▶ WHAT IS BEING ASKED:
Transcribe all the records exactly and omit any images they hold.

* BEGIN DATA EXCERPTS *

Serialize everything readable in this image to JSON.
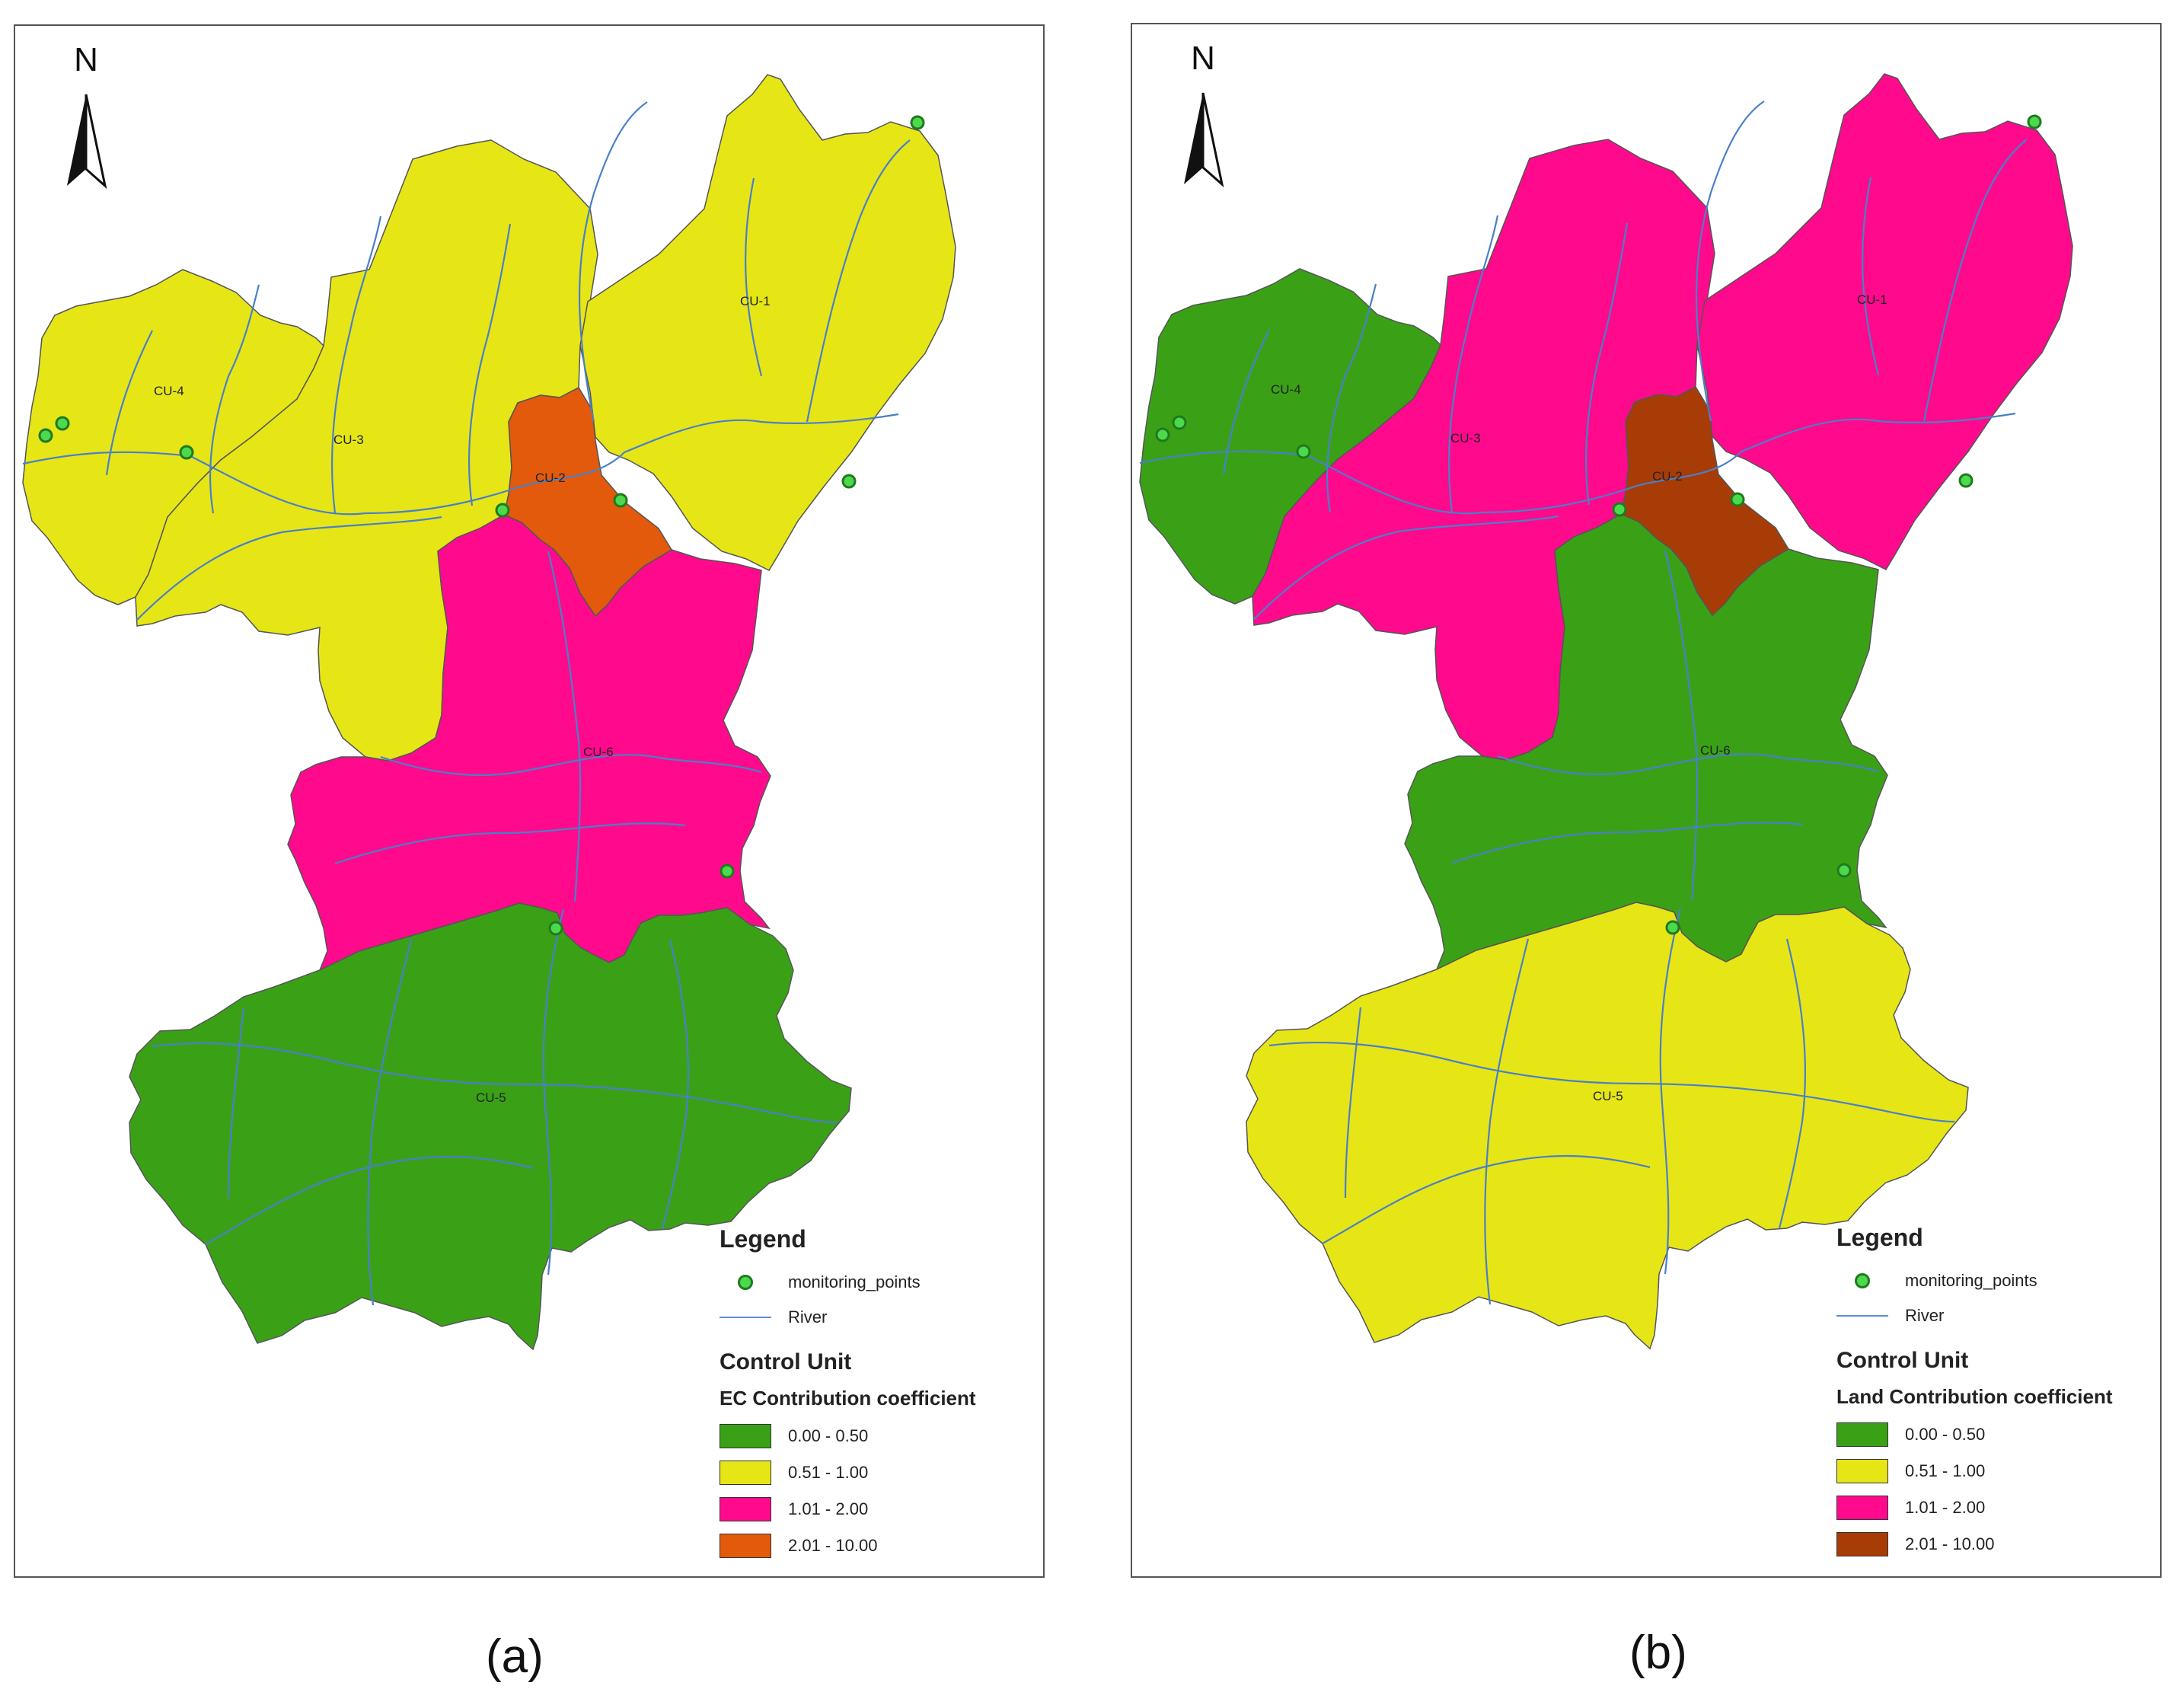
{
  "panels": [
    {
      "id": "a",
      "caption": "(a)",
      "north": "N",
      "cu_labels": [
        "CU-1",
        "CU-2",
        "CU-3",
        "CU-4",
        "CU-5",
        "CU-6"
      ],
      "legend": {
        "title": "Legend",
        "monitoring": "monitoring_points",
        "river": "River",
        "heading": "Control Unit",
        "subheading": "EC Contribution coefficient",
        "classes": [
          {
            "label": "0.00 - 0.50",
            "color": "#3aa117"
          },
          {
            "label": "0.51 - 1.00",
            "color": "#e6e617"
          },
          {
            "label": "1.01 - 2.00",
            "color": "#ff0a8c"
          },
          {
            "label": "2.01 - 10.00",
            "color": "#e35a0c"
          }
        ]
      },
      "unit_class": {
        "CU-1": 1,
        "CU-2": 3,
        "CU-3": 1,
        "CU-4": 1,
        "CU-5": 0,
        "CU-6": 2
      }
    },
    {
      "id": "b",
      "caption": "(b)",
      "north": "N",
      "cu_labels": [
        "CU-1",
        "CU-2",
        "CU-3",
        "CU-4",
        "CU-5",
        "CU-6"
      ],
      "legend": {
        "title": "Legend",
        "monitoring": "monitoring_points",
        "river": "River",
        "heading": "Control Unit",
        "subheading": "Land Contribution coefficient",
        "classes": [
          {
            "label": "0.00 - 0.50",
            "color": "#3aa117"
          },
          {
            "label": "0.51 - 1.00",
            "color": "#e6e617"
          },
          {
            "label": "1.01 - 2.00",
            "color": "#ff0a8c"
          },
          {
            "label": "2.01 - 10.00",
            "color": "#a83c06"
          }
        ]
      },
      "unit_class": {
        "CU-1": 2,
        "CU-2": 3,
        "CU-3": 2,
        "CU-4": 0,
        "CU-5": 1,
        "CU-6": 0
      }
    }
  ]
}
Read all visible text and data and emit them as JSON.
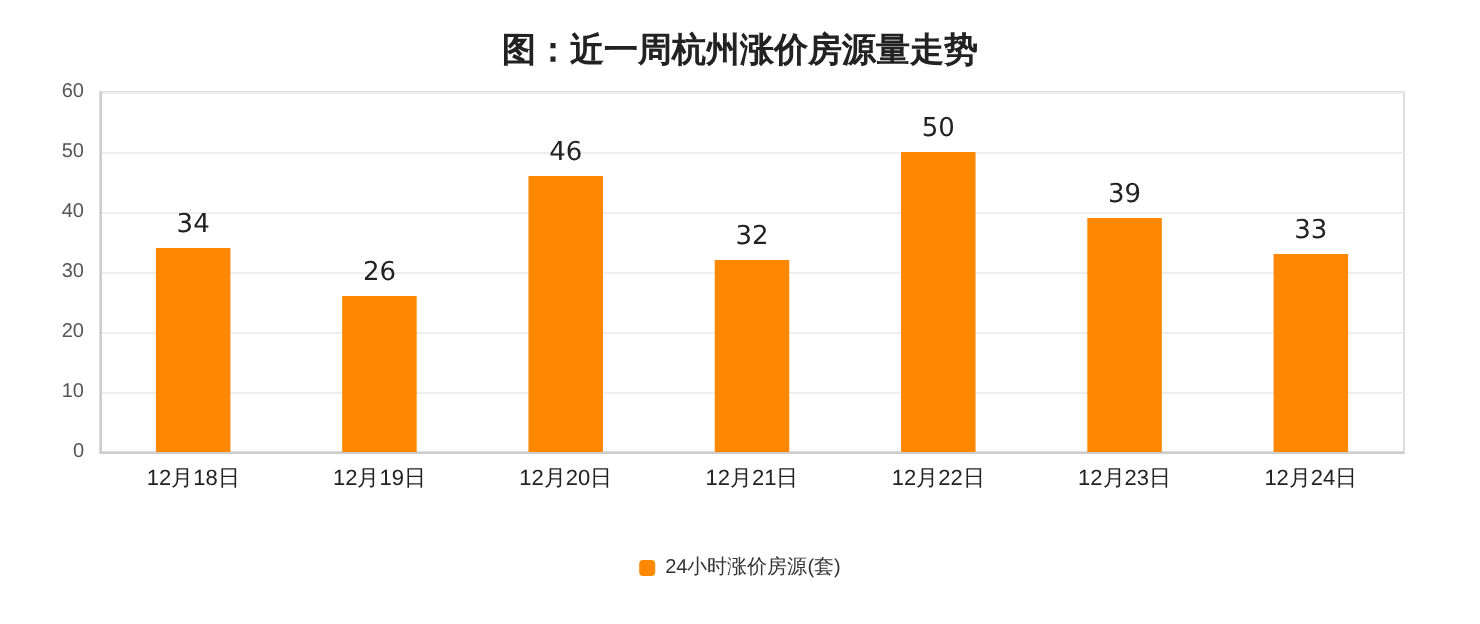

* END DATA EXCERPTS *

▶ PROBLEM SOLUTION:
Serialize everything readable in this image to JSON.
{
  "panels": [
    {
      "id": "a",
      "caption": "(a)",
      "north": "N",
      "cu_labels": [
        "CU-1",
        "CU-2",
        "CU-3",
        "CU-4",
        "CU-5",
        "CU-6"
      ],
      "legend": {
        "title": "Legend",
        "monitoring": "monitoring_points",
        "river": "River",
        "heading": "Control Unit",
        "subheading": "EC Contribution coefficient",
        "classes": [
          {
            "label": "0.00 - 0.50",
            "color": "#3aa117"
          },
          {
            "label": "0.51 - 1.00",
            "color": "#e6e617"
          },
          {
            "label": "1.01 - 2.00",
            "color": "#ff0a8c"
          },
          {
            "label": "2.01 - 10.00",
            "color": "#e35a0c"
          }
        ]
      },
      "unit_class": {
        "CU-1": 1,
        "CU-2": 3,
        "CU-3": 1,
        "CU-4": 1,
        "CU-5": 0,
        "CU-6": 2
      }
    },
    {
      "id": "b",
      "caption": "(b)",
      "north": "N",
      "cu_labels": [
        "CU-1",
        "CU-2",
        "CU-3",
        "CU-4",
        "CU-5",
        "CU-6"
      ],
      "legend": {
        "title": "Legend",
        "monitoring": "monitoring_points",
        "river": "River",
        "heading": "Control Unit",
        "subheading": "Land Contribution coefficient",
        "classes": [
          {
            "label": "0.00 - 0.50",
            "color": "#3aa117"
          },
          {
            "label": "0.51 - 1.00",
            "color": "#e6e617"
          },
          {
            "label": "1.01 - 2.00",
            "color": "#ff0a8c"
          },
          {
            "label": "2.01 - 10.00",
            "color": "#a83c06"
          }
        ]
      },
      "unit_class": {
        "CU-1": 2,
        "CU-2": 3,
        "CU-3": 2,
        "CU-4": 0,
        "CU-5": 1,
        "CU-6": 0
      }
    }
  ]
}
Read all visible text and data and emit them as JSON.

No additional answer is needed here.